#### Instructions for the task
Since only the words are wanted, reproduce every entry exactly and leave the images behind.

#### Material supplied
-*-

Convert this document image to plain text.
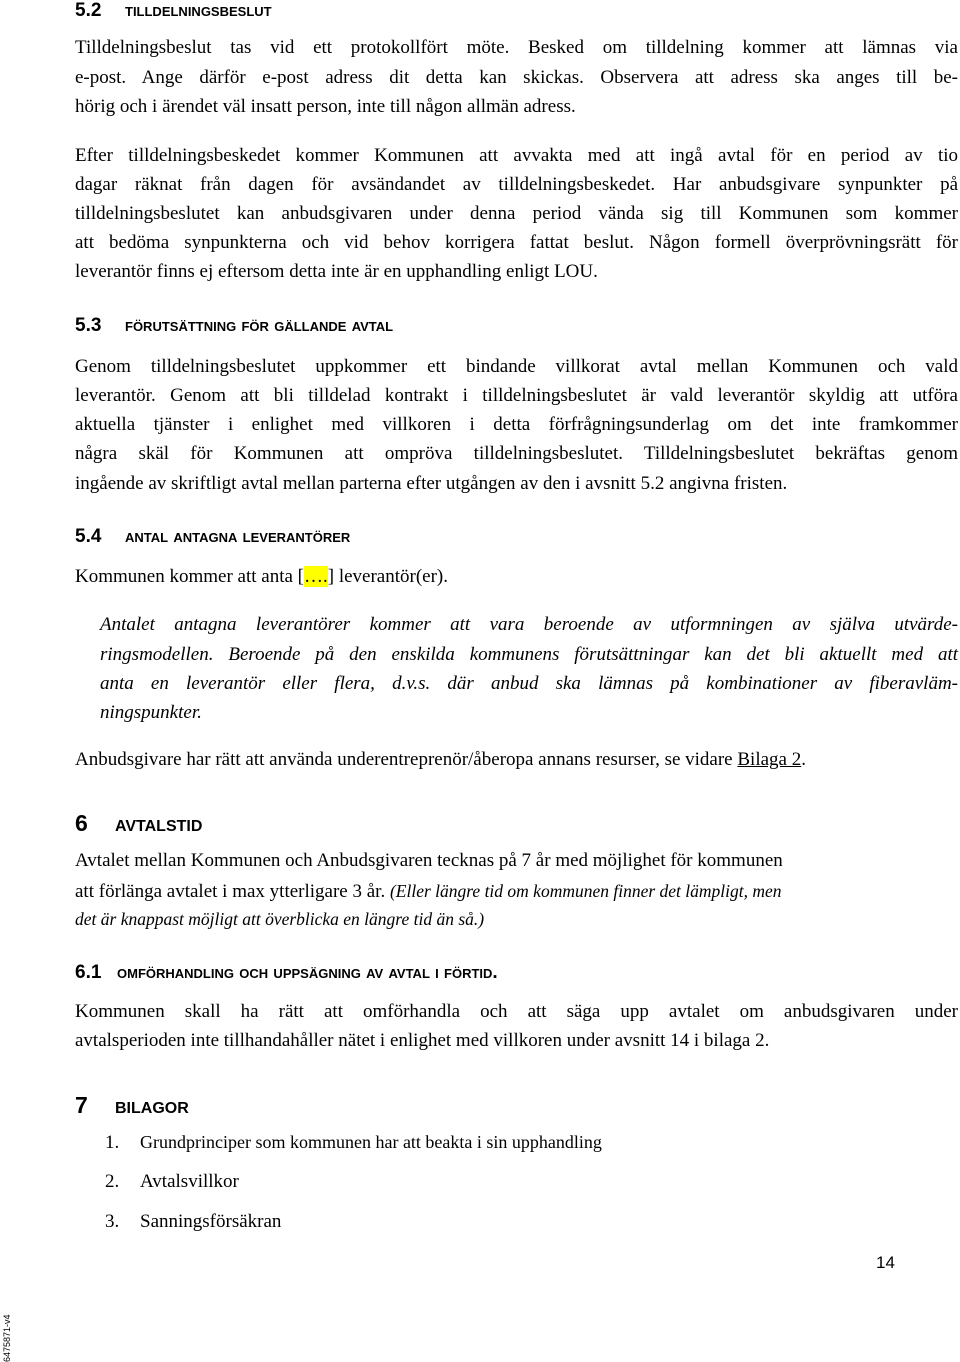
5.2 tilldelningsbeslut
Tilldelningsbeslut tas vid ett protokollfört möte. Besked om tilldelning kommer att lämnas via
e-post. Ange därför e-post adress dit detta kan skickas. Observera att adress ska anges till be-
hörig och i ärendet väl insatt person, inte till någon allmän adress.
Efter tilldelningsbeskedet kommer Kommunen att avvakta med att ingå avtal för en period av tio
dagar räknat från dagen för avsändandet av tilldelningsbeskedet. Har anbudsgivare synpunkter på
tilldelningsbeslutet kan anbudsgivaren under denna period vända sig till Kommunen som kommer
att bedöma synpunkterna och vid behov korrigera fattat beslut. Någon formell överprövningsrätt för
leverantör finns ej eftersom detta inte är en upphandling enligt LOU.
5.3 förutsättning för gällande avtal
Genom tilldelningsbeslutet uppkommer ett bindande villkorat avtal mellan Kommunen och vald
leverantör. Genom att bli tilldelad kontrakt i tilldelningsbeslutet är vald leverantör skyldig att utföra
aktuella tjänster i enlighet med villkoren i detta förfrågningsunderlag om det inte framkommer
några skäl för Kommunen att ompröva tilldelningsbeslutet. Tilldelningsbeslutet bekräftas genom
ingående av skriftligt avtal mellan parterna efter utgången av den i avsnitt 5.2 angivna fristen.
5.4 antal antagna leverantörer
Kommunen kommer att anta [….] leverantör(er).
Antalet antagna leverantörer kommer att vara beroende av utformningen av själva utvärde-
ringsmodellen. Beroende på den enskilda kommunens förutsättningar kan det bli aktuellt med att
anta en leverantör eller flera, d.v.s. där anbud ska lämnas på kombinationer av fiberavläm-
ningspunkter.
Anbudsgivare har rätt att använda underentreprenör/åberopa annans resurser, se vidare Bilaga 2.
6 avtalstid
Avtalet mellan Kommunen och Anbudsgivaren tecknas på 7 år med möjlighet för kommunen
att förlänga avtalet i max ytterligare 3 år. (Eller längre tid om kommunen finner det lämpligt, men
det är knappast möjligt att överblicka en längre tid än så.)
6.1 omförhandling och uppsägning av avtal i förtid.
Kommunen skall ha rätt att omförhandla och att säga upp avtalet om anbudsgivaren under
avtalsperioden inte tillhandahåller nätet i enlighet med villkoren under avsnitt 14 i bilaga 2.
7 bilagor
1. Grundprinciper som kommunen har att beakta i sin upphandling
2. Avtalsvillkor
3. Sanningsförsäkran
14
6475871-v4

-*-

#### Expected answer
Convert this document image to plain text.
5.2 tilldelningsbeslut
Tilldelningsbeslut tas vid ett protokollfört möte. Besked om tilldelning kommer att lämnas via
e-post. Ange därför e-post adress dit detta kan skickas. Observera att adress ska anges till be-
hörig och i ärendet väl insatt person, inte till någon allmän adress.
Efter tilldelningsbeskedet kommer Kommunen att avvakta med att ingå avtal för en period av tio
dagar räknat från dagen för avsändandet av tilldelningsbeskedet. Har anbudsgivare synpunkter på
tilldelningsbeslutet kan anbudsgivaren under denna period vända sig till Kommunen som kommer
att bedöma synpunkterna och vid behov korrigera fattat beslut. Någon formell överprövningsrätt för
leverantör finns ej eftersom detta inte är en upphandling enligt LOU.
5.3 förutsättning för gällande avtal
Genom tilldelningsbeslutet uppkommer ett bindande villkorat avtal mellan Kommunen och vald
leverantör. Genom att bli tilldelad kontrakt i tilldelningsbeslutet är vald leverantör skyldig att utföra
aktuella tjänster i enlighet med villkoren i detta förfrågningsunderlag om det inte framkommer
några skäl för Kommunen att ompröva tilldelningsbeslutet. Tilldelningsbeslutet bekräftas genom
ingående av skriftligt avtal mellan parterna efter utgången av den i avsnitt 5.2 angivna fristen.
5.4 antal antagna leverantörer
Kommunen kommer att anta [….] leverantör(er).
Antalet antagna leverantörer kommer att vara beroende av utformningen av själva utvärde-
ringsmodellen. Beroende på den enskilda kommunens förutsättningar kan det bli aktuellt med att
anta en leverantör eller flera, d.v.s. där anbud ska lämnas på kombinationer av fiberavläm-
ningspunkter.
Anbudsgivare har rätt att använda underentreprenör/åberopa annans resurser, se vidare Bilaga 2.
6 avtalstid
Avtalet mellan Kommunen och Anbudsgivaren tecknas på 7 år med möjlighet för kommunen
att förlänga avtalet i max ytterligare 3 år. (Eller längre tid om kommunen finner det lämpligt, men
det är knappast möjligt att överblicka en längre tid än så.)
6.1 omförhandling och uppsägning av avtal i förtid.
Kommunen skall ha rätt att omförhandla och att säga upp avtalet om anbudsgivaren under
avtalsperioden inte tillhandahåller nätet i enlighet med villkoren under avsnitt 14 i bilaga 2.
7 bilagor
1. Grundprinciper som kommunen har att beakta i sin upphandling
2. Avtalsvillkor
3. Sanningsförsäkran
14
6475871-v4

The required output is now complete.